begin Extracted data

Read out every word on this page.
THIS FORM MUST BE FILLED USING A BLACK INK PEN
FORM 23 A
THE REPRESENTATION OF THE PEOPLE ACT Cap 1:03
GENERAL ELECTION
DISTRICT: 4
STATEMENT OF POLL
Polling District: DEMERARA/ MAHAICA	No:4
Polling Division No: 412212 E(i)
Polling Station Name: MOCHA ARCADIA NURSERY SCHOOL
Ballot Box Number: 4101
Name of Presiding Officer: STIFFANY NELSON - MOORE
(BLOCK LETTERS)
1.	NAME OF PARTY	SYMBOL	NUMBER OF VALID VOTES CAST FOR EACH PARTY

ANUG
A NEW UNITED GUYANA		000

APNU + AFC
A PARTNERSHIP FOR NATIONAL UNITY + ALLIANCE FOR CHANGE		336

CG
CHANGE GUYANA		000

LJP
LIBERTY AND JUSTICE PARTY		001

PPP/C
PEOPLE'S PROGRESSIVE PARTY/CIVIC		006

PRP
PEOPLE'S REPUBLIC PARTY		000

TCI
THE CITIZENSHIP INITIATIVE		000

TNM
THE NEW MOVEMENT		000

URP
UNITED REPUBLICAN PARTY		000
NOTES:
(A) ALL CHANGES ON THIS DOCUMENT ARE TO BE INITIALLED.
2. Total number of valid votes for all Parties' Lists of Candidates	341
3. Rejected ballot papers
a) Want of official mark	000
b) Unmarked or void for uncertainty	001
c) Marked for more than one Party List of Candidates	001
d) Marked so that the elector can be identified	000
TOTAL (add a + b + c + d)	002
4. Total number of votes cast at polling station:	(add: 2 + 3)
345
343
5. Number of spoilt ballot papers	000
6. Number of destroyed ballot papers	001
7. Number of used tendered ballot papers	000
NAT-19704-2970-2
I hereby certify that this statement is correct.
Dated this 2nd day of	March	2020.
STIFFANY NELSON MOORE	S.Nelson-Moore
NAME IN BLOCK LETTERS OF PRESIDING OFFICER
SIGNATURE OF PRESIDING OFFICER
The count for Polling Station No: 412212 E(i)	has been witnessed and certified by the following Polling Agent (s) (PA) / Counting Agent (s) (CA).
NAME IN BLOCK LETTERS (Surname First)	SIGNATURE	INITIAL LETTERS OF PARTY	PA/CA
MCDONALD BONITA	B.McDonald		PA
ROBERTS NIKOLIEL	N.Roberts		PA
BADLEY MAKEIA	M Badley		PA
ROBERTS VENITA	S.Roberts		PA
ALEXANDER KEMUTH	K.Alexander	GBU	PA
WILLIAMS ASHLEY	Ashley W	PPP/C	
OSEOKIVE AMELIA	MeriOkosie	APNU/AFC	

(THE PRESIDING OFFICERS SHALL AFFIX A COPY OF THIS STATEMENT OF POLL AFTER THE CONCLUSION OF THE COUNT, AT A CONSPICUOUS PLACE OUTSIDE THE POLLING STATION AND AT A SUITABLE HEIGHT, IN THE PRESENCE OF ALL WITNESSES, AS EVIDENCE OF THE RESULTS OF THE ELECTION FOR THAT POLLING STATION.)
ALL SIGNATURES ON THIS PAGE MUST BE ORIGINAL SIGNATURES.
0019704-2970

end Extracted data
begin Extracted data

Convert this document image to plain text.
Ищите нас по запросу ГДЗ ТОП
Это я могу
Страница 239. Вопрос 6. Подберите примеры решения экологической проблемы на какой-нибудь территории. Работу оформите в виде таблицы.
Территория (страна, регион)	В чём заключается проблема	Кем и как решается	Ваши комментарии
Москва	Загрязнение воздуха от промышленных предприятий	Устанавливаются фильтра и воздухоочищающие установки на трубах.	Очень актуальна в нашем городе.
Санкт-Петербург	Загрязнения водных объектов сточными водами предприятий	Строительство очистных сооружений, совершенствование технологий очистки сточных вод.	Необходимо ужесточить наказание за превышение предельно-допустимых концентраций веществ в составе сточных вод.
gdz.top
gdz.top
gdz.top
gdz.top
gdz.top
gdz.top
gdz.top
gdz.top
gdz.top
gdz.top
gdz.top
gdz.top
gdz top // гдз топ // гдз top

end Extracted data

What this task involves - Filter the data for the string "NELSON" and copy every line that has it.

Written solution -
Name of Presiding Officer: STIFFANY NELSON - MOORE
STIFFANY NELSON MOORE	S.Nelson-Moore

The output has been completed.